-- START OF Dataset records --

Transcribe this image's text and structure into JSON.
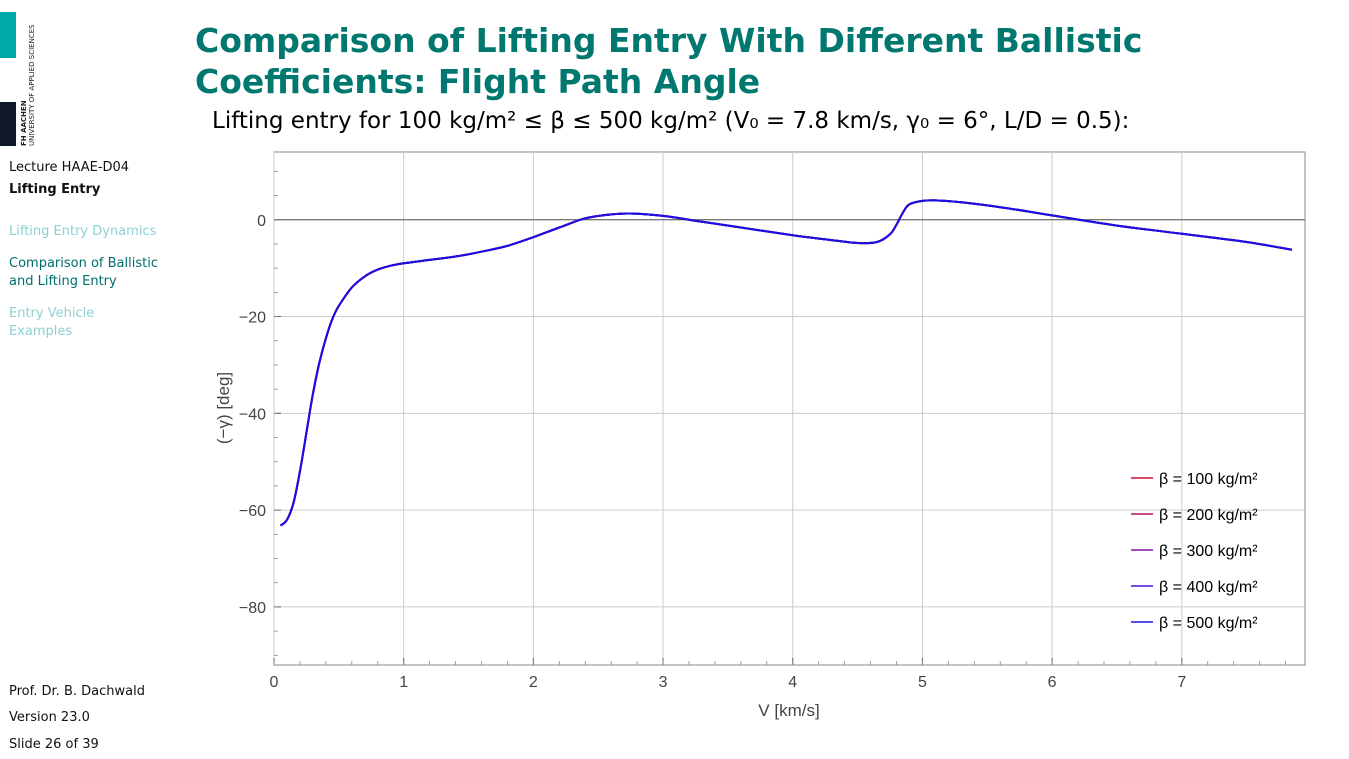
{
  "logo": {
    "bold_text": "FH AACHEN",
    "text": "UNIVERSITY OF APPLIED SCIENCES"
  },
  "sidebar": {
    "lecture": "Lecture HAAE-D04",
    "lecture_sub": "Lifting Entry",
    "nav_items": [
      {
        "label": "Lifting Entry Dynamics",
        "state": "dim"
      },
      {
        "label": "Comparison of Ballistic and Lifting Entry",
        "state": "active"
      },
      {
        "label": "Entry Vehicle Examples",
        "state": "dim"
      }
    ],
    "author": "Prof. Dr. B. Dachwald",
    "version": "Version 23.0",
    "slide": "Slide 26 of 39"
  },
  "slide": {
    "title": "Comparison of Lifting Entry With Different Ballistic Coefficients: Flight Path Angle",
    "subtitle": "Lifting entry for 100 kg/m² ≤ β ≤ 500 kg/m² (V₀ = 7.8 km/s, γ₀ = 6°, L/D = 0.5):"
  },
  "colors": {
    "title": "#00786f",
    "accent_teal": "#00a8a8",
    "nav_dim": "#8fd0d0",
    "nav_active": "#006e6e"
  },
  "chart_data": {
    "type": "line",
    "title": "",
    "xlabel": "V [km/s]",
    "ylabel": "(−γ) [deg]",
    "xlim": [
      0,
      7.95
    ],
    "ylim": [
      -92,
      14
    ],
    "xticks": [
      0,
      1,
      2,
      3,
      4,
      5,
      6,
      7
    ],
    "yticks": [
      -80,
      -60,
      -40,
      -20,
      0
    ],
    "grid": true,
    "legend_position": "bottom-right",
    "series": [
      {
        "name": "β = 100 kg/m²",
        "color": "#d0103a"
      },
      {
        "name": "β = 200 kg/m²",
        "color": "#b01060"
      },
      {
        "name": "β = 300 kg/m²",
        "color": "#8010a8"
      },
      {
        "name": "β = 400 kg/m²",
        "color": "#5010d8"
      },
      {
        "name": "β = 500 kg/m²",
        "color": "#1a10e0"
      }
    ],
    "x": [
      0.05,
      0.1,
      0.15,
      0.2,
      0.25,
      0.3,
      0.35,
      0.4,
      0.45,
      0.5,
      0.6,
      0.7,
      0.8,
      0.9,
      1.0,
      1.2,
      1.4,
      1.6,
      1.8,
      2.0,
      2.2,
      2.4,
      2.6,
      2.75,
      3.0,
      3.3,
      3.6,
      4.0,
      4.3,
      4.5,
      4.65,
      4.75,
      4.8,
      4.85,
      4.9,
      5.0,
      5.1,
      5.3,
      5.6,
      6.0,
      6.5,
      7.0,
      7.5,
      7.85
    ],
    "y": [
      -63.2,
      -62.0,
      -58.5,
      -52.0,
      -44.0,
      -36.0,
      -29.5,
      -24.5,
      -20.5,
      -17.8,
      -14.0,
      -11.7,
      -10.3,
      -9.5,
      -9.0,
      -8.3,
      -7.6,
      -6.6,
      -5.4,
      -3.6,
      -1.6,
      0.3,
      1.1,
      1.3,
      0.8,
      -0.4,
      -1.6,
      -3.2,
      -4.2,
      -4.8,
      -4.6,
      -3.0,
      -1.0,
      1.5,
      3.2,
      3.9,
      4.0,
      3.6,
      2.6,
      0.9,
      -1.2,
      -2.9,
      -4.6,
      -6.2
    ]
  }
}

-- END OF Dataset records --

(Exercise goal): Reproduce the records, all of them, word for word; omit the pictures.

(Result of the task):
Transcribe this image's text and structure into JSON.
{
  "logo": {
    "bold_text": "FH AACHEN",
    "text": "UNIVERSITY OF APPLIED SCIENCES"
  },
  "sidebar": {
    "lecture": "Lecture HAAE-D04",
    "lecture_sub": "Lifting Entry",
    "nav_items": [
      {
        "label": "Lifting Entry Dynamics",
        "state": "dim"
      },
      {
        "label": "Comparison of Ballistic and Lifting Entry",
        "state": "active"
      },
      {
        "label": "Entry Vehicle Examples",
        "state": "dim"
      }
    ],
    "author": "Prof. Dr. B. Dachwald",
    "version": "Version 23.0",
    "slide": "Slide 26 of 39"
  },
  "slide": {
    "title": "Comparison of Lifting Entry With Different Ballistic Coefficients: Flight Path Angle",
    "subtitle": "Lifting entry for 100 kg/m² ≤ β ≤ 500 kg/m² (V₀ = 7.8 km/s, γ₀ = 6°, L/D = 0.5):"
  },
  "colors": {
    "title": "#00786f",
    "accent_teal": "#00a8a8",
    "nav_dim": "#8fd0d0",
    "nav_active": "#006e6e"
  },
  "chart_data": {
    "type": "line",
    "title": "",
    "xlabel": "V [km/s]",
    "ylabel": "(−γ) [deg]",
    "xlim": [
      0,
      7.95
    ],
    "ylim": [
      -92,
      14
    ],
    "xticks": [
      0,
      1,
      2,
      3,
      4,
      5,
      6,
      7
    ],
    "yticks": [
      -80,
      -60,
      -40,
      -20,
      0
    ],
    "grid": true,
    "legend_position": "bottom-right",
    "series": [
      {
        "name": "β = 100 kg/m²",
        "color": "#d0103a"
      },
      {
        "name": "β = 200 kg/m²",
        "color": "#b01060"
      },
      {
        "name": "β = 300 kg/m²",
        "color": "#8010a8"
      },
      {
        "name": "β = 400 kg/m²",
        "color": "#5010d8"
      },
      {
        "name": "β = 500 kg/m²",
        "color": "#1a10e0"
      }
    ],
    "x": [
      0.05,
      0.1,
      0.15,
      0.2,
      0.25,
      0.3,
      0.35,
      0.4,
      0.45,
      0.5,
      0.6,
      0.7,
      0.8,
      0.9,
      1.0,
      1.2,
      1.4,
      1.6,
      1.8,
      2.0,
      2.2,
      2.4,
      2.6,
      2.75,
      3.0,
      3.3,
      3.6,
      4.0,
      4.3,
      4.5,
      4.65,
      4.75,
      4.8,
      4.85,
      4.9,
      5.0,
      5.1,
      5.3,
      5.6,
      6.0,
      6.5,
      7.0,
      7.5,
      7.85
    ],
    "y": [
      -63.2,
      -62.0,
      -58.5,
      -52.0,
      -44.0,
      -36.0,
      -29.5,
      -24.5,
      -20.5,
      -17.8,
      -14.0,
      -11.7,
      -10.3,
      -9.5,
      -9.0,
      -8.3,
      -7.6,
      -6.6,
      -5.4,
      -3.6,
      -1.6,
      0.3,
      1.1,
      1.3,
      0.8,
      -0.4,
      -1.6,
      -3.2,
      -4.2,
      -4.8,
      -4.6,
      -3.0,
      -1.0,
      1.5,
      3.2,
      3.9,
      4.0,
      3.6,
      2.6,
      0.9,
      -1.2,
      -2.9,
      -4.6,
      -6.2
    ]
  }
}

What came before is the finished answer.